# START OF Source excerpt

A deep dive into Redpanda producer configurations

Getting up-close and personal with producer configs and how to optimize them for various use cases.

Daniel Palma

September 22, 2022

CopIED!

In a nutshell, the most essential components of a Redpanda deployment are: the brokers, topics, producers, and consumers. These make up the core of a durable streaming system.

In streaming applications, producers are responsible for sending data to the brokers, which are stored in topics made up of partitions.

In this article, we'll go into more detail about producers, explore their configuration options, and see how to optimize them for various use cases.

As mentioned above, the role of the producer is to send messages to a topic in the cluster. Producers communicate with Redpanda through the Apache Kafka^Ⓡ Producer API, a well-defined interface collection.

In the picture above, we can see on the left side three producer applications. Think of these as programs written in your favorite programming language that do some work (like collecting clickstream data from user interactions) and then send the results to Redpanda.

When a producer publishes a message to a Redpanda cluster, the leader broker of the partition being written to receives it and appends it to that partition in the target topic and sends the message to the follower brokers for replication, making the message immediately durable and resilient to node loss. Producers can also publish messages to a particular partition they choose (more on this later).

Configuration options

Redpanda provides multitudes of configuration options for all components of a cluster. Finding the optimal combination of these components depends largely on the use case. We'll go into detail about the producer, see what configuration options it has, and see how to combine these options with some of the other components’ configurations to achieve specific results.

`acks`

acks — short for “acknowledgments” — is the parameter that controls the behavior of the producer when a message is not acknowledged by the broker. This is a useful parameter to understand when you are working with a Redpanda cluster. At first glance, it may seem logical that the producer should wait for the broker to acknowledge the message in every circumstance, but there are many cases when we gain more by letting the messages fly to the broker, unconfirmed.

Sometimes trading speed for durability is the best strategy, but sometimes we want it the other way around. A message is considered "acknowledged" when replication of the message to the majority of other brokers responsible for the partition in the cluster is complete.

The possible values for this configuration are as follows:

`acks = all`

Sometimes referred to as acks = -1, this option instructs the broker that replication is considered complete when the message has been replicated (and fsynced, meaning flushed to disk, making it durable in case of broker crashes) to the majority of the brokers responsible for the partition in the cluster. As soon as the fsync call is complete, the message is considered acknowledged and is made visible to readers.

# END OF Source excerpt

Set tasks:
1 - From the Redpanda producer article, copy the passage that begins with the words "In streaming applications, producers" and stops after "well-defined interface collection.", keeping every word as it appears.
2 - The Redpanda producer article names the most essential components of a Redpanda deployment. List all of them.

# START OF Dataset

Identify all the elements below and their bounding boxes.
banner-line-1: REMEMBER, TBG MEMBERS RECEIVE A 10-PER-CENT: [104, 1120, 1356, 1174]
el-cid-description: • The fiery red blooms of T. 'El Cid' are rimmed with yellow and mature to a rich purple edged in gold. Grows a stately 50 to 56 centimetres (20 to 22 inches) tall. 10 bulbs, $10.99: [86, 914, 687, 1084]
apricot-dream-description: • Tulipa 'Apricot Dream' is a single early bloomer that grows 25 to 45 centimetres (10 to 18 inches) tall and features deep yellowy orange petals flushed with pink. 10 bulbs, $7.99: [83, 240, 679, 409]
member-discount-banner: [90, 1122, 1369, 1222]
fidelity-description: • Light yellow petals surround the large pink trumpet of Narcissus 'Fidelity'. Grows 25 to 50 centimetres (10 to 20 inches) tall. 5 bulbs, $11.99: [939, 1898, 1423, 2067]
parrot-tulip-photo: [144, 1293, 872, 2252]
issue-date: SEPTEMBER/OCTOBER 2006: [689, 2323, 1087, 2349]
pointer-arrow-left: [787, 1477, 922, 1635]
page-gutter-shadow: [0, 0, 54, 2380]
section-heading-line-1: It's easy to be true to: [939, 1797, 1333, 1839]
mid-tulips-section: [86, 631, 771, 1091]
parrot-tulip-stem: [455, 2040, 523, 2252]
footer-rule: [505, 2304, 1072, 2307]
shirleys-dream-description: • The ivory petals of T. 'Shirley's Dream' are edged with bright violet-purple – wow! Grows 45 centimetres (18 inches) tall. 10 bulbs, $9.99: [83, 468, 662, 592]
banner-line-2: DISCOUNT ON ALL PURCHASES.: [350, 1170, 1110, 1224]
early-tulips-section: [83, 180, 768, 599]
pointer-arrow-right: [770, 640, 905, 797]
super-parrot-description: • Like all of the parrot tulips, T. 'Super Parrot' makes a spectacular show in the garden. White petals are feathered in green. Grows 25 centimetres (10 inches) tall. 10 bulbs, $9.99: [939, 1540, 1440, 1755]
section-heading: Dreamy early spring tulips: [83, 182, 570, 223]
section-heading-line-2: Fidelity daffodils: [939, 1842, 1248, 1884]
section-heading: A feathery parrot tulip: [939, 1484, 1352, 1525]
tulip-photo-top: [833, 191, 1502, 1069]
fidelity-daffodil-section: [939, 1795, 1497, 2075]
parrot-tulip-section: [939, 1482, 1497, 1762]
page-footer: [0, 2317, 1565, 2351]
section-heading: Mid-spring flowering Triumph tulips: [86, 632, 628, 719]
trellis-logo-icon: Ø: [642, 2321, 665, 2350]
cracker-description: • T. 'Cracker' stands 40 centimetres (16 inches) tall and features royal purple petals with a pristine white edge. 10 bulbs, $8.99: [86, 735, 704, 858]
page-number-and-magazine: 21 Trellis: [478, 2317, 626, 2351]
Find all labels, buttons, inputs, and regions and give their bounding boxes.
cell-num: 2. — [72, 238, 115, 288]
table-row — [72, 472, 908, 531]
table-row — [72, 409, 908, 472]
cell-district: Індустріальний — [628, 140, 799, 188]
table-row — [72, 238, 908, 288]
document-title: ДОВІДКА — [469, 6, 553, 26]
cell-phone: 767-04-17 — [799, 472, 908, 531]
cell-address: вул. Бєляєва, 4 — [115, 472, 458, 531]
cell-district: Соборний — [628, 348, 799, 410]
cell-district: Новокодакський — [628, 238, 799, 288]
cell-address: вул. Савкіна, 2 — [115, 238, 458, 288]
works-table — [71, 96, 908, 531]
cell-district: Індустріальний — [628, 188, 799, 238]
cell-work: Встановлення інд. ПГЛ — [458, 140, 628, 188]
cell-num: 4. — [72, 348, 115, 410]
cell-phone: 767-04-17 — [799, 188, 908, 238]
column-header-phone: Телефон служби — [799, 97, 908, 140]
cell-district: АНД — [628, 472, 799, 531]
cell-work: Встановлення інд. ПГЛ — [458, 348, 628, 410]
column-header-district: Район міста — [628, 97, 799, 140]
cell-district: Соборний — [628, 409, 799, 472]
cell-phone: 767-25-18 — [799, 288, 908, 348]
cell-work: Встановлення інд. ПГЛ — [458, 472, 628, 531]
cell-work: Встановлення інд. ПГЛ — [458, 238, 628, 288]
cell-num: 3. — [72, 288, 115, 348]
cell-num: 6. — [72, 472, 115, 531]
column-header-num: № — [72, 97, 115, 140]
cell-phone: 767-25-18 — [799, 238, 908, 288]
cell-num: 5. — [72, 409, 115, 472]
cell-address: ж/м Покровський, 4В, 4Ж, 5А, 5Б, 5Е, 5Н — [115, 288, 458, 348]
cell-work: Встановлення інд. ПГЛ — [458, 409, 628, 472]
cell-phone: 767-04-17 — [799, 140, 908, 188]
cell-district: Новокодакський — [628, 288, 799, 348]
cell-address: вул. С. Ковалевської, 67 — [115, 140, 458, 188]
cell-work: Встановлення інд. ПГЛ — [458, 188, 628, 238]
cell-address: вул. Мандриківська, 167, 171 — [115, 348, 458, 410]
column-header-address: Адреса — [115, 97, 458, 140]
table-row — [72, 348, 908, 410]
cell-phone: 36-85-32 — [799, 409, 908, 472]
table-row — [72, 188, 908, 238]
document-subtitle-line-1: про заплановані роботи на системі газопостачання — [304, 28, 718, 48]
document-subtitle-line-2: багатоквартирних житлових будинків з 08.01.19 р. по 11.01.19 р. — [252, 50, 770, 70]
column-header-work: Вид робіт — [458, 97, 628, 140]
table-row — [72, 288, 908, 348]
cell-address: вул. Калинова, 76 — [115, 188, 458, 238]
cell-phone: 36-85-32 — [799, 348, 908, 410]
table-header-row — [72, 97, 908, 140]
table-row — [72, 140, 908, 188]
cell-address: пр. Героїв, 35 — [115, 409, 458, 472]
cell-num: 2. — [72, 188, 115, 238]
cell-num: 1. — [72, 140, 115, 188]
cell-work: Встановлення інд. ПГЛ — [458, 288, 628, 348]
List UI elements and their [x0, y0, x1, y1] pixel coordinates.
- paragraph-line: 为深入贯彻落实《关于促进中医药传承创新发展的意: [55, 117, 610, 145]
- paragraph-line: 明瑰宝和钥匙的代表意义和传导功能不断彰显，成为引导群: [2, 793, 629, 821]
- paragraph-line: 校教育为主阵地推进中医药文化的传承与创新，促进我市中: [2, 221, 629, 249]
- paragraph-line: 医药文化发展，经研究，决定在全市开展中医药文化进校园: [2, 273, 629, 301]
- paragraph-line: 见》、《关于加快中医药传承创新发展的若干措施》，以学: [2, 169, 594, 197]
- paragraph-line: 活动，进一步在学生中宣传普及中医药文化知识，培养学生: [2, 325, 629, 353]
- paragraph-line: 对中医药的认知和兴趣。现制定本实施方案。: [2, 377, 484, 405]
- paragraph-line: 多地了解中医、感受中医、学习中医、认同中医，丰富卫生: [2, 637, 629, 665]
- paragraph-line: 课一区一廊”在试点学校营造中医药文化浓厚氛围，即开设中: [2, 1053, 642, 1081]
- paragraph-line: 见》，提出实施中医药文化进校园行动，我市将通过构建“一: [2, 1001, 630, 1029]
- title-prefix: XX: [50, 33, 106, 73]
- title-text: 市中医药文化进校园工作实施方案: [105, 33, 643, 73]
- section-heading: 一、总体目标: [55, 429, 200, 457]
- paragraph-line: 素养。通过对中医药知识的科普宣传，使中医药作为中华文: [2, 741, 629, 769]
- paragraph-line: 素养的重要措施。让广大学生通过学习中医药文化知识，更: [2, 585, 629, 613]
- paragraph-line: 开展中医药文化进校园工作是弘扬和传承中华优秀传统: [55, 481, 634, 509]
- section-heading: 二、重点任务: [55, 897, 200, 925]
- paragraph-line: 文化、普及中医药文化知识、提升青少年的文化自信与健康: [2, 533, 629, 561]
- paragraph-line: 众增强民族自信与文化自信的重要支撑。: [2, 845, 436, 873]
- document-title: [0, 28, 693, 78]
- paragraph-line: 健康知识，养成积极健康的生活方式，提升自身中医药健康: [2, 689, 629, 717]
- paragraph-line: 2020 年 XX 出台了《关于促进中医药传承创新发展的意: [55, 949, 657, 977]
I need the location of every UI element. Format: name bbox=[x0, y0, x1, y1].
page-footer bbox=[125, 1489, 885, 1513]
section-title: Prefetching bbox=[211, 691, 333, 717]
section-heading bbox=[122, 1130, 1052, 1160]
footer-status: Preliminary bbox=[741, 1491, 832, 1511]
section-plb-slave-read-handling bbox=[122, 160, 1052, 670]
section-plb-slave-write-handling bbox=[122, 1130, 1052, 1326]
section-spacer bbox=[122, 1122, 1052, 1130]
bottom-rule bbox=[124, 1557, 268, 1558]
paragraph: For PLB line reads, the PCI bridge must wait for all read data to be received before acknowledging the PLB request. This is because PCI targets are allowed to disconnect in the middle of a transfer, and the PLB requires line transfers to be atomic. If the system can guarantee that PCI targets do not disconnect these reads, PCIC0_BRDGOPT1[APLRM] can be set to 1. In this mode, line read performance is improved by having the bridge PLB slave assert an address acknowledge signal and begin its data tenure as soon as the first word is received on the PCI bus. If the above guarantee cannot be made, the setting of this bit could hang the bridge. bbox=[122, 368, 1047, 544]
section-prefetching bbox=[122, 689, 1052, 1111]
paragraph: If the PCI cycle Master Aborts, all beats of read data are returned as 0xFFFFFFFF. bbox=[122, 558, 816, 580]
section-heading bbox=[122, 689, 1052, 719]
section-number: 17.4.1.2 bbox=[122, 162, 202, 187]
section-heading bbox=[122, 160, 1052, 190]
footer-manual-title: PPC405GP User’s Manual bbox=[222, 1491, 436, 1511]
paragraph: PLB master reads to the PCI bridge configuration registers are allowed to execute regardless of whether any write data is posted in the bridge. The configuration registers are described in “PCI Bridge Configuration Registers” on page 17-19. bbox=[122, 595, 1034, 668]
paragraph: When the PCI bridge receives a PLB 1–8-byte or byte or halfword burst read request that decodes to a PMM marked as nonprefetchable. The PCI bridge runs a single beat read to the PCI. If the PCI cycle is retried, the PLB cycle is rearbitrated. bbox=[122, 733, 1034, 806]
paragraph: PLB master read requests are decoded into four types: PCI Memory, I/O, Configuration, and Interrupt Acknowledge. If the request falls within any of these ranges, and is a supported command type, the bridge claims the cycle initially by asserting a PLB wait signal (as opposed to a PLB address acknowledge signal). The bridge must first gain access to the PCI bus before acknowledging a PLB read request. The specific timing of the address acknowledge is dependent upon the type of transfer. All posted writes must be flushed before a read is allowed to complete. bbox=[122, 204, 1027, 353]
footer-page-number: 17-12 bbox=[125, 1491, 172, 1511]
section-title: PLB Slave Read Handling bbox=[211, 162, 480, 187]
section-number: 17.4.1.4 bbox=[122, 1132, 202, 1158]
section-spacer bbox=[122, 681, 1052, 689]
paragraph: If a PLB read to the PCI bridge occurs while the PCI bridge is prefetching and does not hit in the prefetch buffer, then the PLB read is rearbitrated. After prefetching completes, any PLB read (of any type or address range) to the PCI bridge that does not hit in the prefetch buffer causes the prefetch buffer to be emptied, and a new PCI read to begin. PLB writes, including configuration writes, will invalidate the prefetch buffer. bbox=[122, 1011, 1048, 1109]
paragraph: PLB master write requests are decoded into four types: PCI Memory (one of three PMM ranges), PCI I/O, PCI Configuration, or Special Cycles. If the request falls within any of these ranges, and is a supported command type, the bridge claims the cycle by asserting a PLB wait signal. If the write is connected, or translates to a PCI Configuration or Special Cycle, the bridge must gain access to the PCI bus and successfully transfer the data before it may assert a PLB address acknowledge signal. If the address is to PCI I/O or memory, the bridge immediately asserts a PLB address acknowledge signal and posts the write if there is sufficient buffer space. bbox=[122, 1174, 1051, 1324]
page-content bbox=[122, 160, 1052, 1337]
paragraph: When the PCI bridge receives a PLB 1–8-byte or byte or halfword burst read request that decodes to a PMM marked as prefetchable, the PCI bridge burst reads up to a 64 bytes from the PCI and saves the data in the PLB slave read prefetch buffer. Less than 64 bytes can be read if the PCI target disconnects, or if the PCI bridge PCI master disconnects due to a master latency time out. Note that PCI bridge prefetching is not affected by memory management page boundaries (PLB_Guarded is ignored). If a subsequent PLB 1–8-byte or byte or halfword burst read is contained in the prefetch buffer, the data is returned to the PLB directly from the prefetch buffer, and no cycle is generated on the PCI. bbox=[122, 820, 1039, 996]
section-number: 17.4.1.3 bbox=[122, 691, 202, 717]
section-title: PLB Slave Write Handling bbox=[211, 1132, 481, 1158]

# END OF Dataset

Task results:
1 -
In streaming applications, producers are responsible for sending data to the brokers, which are stored in topics made up of partitions.

In this article, we'll go into more detail about producers, explore their configuration options, and see how to optimize them for various use cases.

As mentioned above, the role of the producer is to send messages to a topic in the cluster. Producers communicate with Redpanda through the Apache Kafka^Ⓡ Producer API, a well-defined interface collection.

2 -
- Brokers
- Topics
- Producers
- Consumers